■ WRITTEN TASK
Pull every line with the word "Adverse" out of the entries below.

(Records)
## begin
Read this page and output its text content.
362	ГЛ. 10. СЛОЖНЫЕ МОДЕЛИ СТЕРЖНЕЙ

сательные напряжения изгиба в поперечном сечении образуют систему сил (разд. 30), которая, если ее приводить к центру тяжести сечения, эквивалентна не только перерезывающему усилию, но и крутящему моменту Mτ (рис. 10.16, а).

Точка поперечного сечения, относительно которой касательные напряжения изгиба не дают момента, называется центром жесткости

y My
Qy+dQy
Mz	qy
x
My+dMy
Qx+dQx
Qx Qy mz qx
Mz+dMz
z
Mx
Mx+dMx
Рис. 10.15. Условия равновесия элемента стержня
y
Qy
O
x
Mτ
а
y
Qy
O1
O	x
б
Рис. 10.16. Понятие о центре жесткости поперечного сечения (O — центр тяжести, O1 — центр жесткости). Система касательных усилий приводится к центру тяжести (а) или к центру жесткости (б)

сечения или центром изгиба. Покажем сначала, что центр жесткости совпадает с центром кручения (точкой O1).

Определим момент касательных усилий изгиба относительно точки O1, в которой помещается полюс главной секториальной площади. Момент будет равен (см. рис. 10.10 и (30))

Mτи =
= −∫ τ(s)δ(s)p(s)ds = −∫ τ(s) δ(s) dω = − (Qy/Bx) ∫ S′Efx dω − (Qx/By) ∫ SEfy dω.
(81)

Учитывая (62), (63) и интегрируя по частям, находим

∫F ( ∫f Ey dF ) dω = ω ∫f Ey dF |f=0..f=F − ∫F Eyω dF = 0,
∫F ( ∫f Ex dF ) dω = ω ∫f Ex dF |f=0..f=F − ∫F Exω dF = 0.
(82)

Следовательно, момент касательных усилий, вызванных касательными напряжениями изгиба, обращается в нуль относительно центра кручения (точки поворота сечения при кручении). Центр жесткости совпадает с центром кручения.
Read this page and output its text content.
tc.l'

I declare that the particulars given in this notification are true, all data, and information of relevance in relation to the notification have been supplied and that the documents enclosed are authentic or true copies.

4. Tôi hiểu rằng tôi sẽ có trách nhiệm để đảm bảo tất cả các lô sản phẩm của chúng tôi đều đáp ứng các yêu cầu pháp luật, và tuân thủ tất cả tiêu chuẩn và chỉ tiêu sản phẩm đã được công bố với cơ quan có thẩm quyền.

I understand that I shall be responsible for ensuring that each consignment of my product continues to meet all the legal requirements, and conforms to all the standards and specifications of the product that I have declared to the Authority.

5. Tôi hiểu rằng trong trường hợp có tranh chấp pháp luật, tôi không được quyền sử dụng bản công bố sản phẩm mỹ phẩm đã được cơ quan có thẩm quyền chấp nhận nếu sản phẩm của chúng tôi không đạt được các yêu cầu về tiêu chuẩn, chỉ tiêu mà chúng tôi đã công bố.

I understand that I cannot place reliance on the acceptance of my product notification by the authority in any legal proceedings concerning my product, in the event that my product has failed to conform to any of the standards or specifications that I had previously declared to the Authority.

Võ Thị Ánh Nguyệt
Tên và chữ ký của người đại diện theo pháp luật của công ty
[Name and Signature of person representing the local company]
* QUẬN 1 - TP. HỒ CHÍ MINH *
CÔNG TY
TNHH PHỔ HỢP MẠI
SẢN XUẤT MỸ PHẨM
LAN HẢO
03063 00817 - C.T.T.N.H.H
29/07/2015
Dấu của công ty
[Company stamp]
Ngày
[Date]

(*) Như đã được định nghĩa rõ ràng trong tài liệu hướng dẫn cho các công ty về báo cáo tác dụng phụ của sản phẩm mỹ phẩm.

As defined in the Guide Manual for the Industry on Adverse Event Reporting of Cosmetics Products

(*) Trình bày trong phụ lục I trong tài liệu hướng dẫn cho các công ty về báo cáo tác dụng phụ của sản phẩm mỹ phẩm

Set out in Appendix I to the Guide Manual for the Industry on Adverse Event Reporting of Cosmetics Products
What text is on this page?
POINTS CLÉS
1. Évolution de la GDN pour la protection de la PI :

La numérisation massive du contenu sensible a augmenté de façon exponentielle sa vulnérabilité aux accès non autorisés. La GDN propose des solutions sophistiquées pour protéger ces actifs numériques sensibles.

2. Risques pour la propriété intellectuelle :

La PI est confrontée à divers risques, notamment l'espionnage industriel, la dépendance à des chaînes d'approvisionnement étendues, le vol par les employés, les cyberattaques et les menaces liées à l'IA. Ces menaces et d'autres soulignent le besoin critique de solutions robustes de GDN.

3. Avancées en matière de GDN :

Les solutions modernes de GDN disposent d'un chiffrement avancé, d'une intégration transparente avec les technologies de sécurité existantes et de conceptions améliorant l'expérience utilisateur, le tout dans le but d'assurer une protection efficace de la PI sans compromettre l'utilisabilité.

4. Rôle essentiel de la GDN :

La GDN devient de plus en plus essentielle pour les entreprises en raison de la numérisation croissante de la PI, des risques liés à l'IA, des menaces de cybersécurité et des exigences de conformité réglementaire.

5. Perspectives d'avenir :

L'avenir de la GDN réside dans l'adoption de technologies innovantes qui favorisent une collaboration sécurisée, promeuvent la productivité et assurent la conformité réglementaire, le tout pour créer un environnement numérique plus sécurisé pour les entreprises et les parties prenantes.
## end
■ ANSWER FOR THIS EXERCISE
As defined in the Guide Manual for the Industry on Adverse Event Reporting of Cosmetics Products
Set out in Appendix I to the Guide Manual for the Industry on Adverse Event Reporting of Cosmetics Products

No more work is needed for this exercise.